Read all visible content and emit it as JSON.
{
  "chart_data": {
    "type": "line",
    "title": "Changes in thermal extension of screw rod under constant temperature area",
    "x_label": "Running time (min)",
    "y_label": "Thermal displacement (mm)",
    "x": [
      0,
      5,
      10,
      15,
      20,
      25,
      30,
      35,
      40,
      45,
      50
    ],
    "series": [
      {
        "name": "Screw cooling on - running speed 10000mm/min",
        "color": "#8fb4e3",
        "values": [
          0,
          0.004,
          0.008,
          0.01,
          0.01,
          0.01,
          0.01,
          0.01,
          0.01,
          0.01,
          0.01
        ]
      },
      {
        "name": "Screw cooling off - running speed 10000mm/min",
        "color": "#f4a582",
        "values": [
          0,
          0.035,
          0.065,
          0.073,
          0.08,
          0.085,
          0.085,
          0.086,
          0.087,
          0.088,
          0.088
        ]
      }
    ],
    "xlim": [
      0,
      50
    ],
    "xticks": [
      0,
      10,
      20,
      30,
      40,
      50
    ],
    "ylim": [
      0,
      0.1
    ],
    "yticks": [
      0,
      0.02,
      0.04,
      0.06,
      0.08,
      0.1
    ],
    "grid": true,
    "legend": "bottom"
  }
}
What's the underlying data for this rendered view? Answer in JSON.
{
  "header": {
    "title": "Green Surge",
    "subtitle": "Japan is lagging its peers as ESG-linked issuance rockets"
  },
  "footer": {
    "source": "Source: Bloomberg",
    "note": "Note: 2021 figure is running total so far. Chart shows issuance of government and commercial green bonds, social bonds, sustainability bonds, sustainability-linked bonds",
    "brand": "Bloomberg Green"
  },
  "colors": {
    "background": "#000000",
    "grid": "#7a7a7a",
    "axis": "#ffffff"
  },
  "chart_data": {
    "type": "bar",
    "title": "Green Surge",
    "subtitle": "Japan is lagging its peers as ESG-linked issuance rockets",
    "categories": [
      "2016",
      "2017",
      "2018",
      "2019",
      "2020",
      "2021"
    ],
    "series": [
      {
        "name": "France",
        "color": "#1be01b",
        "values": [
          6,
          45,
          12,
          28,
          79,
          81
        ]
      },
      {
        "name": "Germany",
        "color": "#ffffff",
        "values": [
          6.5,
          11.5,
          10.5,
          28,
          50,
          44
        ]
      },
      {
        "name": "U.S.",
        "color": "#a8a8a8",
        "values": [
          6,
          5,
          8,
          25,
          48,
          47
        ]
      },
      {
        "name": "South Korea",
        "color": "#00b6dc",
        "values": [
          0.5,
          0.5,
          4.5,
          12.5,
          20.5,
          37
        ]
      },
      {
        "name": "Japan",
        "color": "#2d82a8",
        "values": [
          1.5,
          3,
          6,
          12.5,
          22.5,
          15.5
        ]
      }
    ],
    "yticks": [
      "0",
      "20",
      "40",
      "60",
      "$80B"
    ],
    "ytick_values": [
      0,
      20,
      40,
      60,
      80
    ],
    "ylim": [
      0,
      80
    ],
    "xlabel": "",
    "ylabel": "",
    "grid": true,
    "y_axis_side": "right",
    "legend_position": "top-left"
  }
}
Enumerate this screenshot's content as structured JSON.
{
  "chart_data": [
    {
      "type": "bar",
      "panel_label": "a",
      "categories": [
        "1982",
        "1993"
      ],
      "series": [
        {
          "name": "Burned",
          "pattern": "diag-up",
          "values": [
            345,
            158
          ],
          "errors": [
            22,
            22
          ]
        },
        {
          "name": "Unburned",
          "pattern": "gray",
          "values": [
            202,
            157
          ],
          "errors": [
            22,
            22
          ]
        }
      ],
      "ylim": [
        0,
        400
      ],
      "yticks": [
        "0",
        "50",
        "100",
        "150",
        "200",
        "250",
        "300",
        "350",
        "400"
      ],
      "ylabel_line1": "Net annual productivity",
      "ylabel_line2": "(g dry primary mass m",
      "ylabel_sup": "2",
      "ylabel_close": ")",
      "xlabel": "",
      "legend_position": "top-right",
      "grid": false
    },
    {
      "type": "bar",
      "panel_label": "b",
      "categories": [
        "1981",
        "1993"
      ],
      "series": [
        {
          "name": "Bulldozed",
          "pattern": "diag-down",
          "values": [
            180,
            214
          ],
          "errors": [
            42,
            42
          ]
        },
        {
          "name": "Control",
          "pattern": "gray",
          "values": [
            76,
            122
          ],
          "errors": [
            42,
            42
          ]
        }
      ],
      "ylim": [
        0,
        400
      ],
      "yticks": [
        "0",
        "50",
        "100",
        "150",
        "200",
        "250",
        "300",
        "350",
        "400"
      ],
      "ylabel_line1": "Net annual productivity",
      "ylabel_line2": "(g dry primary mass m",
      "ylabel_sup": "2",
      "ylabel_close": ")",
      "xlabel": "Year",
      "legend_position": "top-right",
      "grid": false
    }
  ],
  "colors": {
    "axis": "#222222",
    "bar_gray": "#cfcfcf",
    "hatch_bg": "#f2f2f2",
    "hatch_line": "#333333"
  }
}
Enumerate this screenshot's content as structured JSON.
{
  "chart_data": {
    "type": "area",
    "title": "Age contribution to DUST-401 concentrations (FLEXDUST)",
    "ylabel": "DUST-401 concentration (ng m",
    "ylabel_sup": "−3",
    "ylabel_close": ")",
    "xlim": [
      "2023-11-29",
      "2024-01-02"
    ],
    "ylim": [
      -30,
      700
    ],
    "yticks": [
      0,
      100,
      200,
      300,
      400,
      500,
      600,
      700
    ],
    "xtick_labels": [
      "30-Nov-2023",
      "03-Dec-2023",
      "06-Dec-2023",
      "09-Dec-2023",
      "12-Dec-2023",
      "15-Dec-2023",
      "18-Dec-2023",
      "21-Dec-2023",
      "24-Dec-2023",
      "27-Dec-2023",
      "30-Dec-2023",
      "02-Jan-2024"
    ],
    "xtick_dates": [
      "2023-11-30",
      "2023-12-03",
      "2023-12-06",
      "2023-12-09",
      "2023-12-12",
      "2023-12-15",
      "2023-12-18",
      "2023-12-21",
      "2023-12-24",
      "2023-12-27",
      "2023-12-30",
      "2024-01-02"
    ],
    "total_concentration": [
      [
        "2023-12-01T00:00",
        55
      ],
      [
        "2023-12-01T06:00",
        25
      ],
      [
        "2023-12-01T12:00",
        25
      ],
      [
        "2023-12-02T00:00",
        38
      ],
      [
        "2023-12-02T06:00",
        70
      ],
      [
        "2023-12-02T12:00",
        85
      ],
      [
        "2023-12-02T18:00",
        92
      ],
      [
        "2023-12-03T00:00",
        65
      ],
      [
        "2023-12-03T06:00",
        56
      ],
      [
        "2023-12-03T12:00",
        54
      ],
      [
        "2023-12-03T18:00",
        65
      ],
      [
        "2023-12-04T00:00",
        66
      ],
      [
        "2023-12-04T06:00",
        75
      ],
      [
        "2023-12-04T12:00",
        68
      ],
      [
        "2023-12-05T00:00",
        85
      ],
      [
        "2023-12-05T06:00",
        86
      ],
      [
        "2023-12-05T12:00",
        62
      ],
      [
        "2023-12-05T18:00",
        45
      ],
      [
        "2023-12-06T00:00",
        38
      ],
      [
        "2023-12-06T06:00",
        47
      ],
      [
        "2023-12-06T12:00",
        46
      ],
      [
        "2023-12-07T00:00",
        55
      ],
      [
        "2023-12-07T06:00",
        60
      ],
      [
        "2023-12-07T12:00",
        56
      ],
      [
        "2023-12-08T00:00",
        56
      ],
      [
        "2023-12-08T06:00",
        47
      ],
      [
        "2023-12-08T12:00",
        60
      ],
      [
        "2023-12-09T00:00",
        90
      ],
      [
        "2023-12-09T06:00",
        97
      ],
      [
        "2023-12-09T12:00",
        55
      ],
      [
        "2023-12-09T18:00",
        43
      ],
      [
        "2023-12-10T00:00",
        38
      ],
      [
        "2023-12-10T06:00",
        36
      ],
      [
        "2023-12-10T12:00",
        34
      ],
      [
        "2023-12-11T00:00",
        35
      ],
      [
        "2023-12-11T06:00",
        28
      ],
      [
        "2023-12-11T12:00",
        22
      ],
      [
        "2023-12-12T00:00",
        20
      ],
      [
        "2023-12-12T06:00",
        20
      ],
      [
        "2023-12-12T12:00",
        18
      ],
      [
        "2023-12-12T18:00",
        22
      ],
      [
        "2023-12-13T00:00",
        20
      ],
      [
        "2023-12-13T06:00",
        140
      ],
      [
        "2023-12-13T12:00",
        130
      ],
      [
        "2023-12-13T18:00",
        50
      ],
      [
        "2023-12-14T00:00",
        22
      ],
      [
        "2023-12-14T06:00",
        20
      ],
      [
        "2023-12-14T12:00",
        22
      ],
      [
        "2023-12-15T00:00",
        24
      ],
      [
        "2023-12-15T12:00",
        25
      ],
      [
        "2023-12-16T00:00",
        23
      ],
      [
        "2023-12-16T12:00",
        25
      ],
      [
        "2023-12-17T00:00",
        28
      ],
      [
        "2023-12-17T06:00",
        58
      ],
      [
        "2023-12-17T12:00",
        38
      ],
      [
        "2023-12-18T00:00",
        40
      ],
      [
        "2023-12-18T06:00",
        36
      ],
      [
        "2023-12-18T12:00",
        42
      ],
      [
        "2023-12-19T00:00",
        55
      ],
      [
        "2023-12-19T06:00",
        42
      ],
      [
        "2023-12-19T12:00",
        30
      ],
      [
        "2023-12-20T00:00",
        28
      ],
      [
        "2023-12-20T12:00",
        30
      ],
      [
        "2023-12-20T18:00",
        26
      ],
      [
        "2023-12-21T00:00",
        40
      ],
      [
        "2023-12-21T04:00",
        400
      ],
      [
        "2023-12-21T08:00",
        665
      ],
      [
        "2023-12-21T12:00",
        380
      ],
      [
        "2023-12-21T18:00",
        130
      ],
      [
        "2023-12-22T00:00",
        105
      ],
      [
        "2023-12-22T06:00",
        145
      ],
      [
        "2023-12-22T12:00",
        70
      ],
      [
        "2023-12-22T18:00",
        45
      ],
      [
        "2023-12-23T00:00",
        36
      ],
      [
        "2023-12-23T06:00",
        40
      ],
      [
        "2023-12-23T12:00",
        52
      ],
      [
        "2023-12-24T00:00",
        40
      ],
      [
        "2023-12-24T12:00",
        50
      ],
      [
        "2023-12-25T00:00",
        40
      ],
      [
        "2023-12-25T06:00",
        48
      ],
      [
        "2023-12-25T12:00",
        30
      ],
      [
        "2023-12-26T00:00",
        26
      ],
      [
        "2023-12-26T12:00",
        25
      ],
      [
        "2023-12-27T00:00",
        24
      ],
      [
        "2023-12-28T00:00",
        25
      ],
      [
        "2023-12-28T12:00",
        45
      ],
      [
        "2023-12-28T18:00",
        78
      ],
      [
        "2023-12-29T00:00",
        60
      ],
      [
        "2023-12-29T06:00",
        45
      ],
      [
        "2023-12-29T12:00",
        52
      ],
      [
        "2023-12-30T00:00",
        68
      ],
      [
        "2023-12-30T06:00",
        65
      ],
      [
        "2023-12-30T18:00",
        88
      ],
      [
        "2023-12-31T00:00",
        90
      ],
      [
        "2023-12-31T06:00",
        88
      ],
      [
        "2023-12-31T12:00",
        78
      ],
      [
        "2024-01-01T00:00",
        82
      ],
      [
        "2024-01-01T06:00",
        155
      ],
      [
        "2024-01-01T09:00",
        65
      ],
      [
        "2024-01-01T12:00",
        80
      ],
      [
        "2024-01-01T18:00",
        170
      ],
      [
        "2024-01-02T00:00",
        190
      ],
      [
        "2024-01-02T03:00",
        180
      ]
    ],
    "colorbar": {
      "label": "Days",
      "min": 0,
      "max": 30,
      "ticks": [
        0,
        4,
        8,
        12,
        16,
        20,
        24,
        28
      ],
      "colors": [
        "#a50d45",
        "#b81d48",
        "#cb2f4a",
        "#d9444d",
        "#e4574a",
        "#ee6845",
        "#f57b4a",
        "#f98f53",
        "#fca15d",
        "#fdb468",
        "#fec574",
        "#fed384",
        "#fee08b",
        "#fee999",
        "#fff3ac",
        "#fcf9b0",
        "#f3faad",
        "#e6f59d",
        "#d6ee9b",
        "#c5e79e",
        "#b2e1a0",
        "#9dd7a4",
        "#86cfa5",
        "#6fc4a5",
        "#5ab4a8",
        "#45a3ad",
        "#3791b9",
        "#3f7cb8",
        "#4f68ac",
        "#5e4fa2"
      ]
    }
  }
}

> _Written exercise_: Collect from the data above every line that includes "lagging".

> _Final answer_:
    "subtitle": "Japan is lagging its peers as ESG-linked issuance rockets"
    "subtitle": "Japan is lagging its peers as ESG-linked issuance rockets",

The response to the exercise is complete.